(Stated goal): Look through the material below. Copy each line that contains the string "单调递增".

— Start Given entries —

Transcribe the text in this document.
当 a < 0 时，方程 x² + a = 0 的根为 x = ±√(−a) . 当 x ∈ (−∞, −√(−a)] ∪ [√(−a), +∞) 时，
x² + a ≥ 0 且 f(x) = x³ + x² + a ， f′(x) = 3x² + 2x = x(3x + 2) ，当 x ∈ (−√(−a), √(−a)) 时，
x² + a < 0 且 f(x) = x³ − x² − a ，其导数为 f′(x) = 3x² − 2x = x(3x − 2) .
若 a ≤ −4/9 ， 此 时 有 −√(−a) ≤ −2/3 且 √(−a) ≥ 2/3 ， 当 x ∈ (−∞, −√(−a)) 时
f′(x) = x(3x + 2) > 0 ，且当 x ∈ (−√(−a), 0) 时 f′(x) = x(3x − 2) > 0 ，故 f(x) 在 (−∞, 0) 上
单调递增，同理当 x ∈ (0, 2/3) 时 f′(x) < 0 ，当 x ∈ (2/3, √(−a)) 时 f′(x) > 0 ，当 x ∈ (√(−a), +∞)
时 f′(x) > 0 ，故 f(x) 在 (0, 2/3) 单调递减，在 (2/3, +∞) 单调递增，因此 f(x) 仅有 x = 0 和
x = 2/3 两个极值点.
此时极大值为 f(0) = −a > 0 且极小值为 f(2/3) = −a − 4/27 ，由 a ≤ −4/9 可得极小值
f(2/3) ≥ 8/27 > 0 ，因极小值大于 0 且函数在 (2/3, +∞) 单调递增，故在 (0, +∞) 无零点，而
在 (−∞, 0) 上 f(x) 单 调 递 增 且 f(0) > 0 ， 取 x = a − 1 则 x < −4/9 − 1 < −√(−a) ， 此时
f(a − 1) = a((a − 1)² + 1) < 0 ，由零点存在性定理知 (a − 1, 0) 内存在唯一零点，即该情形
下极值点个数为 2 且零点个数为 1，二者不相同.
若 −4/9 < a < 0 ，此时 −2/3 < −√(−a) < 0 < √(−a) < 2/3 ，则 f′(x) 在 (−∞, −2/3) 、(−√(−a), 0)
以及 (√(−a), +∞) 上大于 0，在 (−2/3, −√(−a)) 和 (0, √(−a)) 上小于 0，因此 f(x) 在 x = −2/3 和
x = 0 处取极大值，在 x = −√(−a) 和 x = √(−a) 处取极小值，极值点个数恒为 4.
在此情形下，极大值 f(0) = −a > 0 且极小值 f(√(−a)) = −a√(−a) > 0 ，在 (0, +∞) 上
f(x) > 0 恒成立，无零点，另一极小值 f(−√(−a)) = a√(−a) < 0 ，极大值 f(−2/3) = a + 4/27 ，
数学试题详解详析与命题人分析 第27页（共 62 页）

— End Given entries —

(Task response):
单调递增，同理当 x ∈ (0, 2/3) 时 f′(x) < 0 ，当 x ∈ (2/3, √(−a)) 时 f′(x) > 0 ，当 x ∈ (√(−a), +∞)
时 f′(x) > 0 ，故 f(x) 在 (0, 2/3) 单调递减，在 (2/3, +∞) 单调递增，因此 f(x) 仅有 x = 0 和
f(2/3) ≥ 8/27 > 0 ，因极小值大于 0 且函数在 (2/3, +∞) 单调递增，故在 (0, +∞) 无零点，而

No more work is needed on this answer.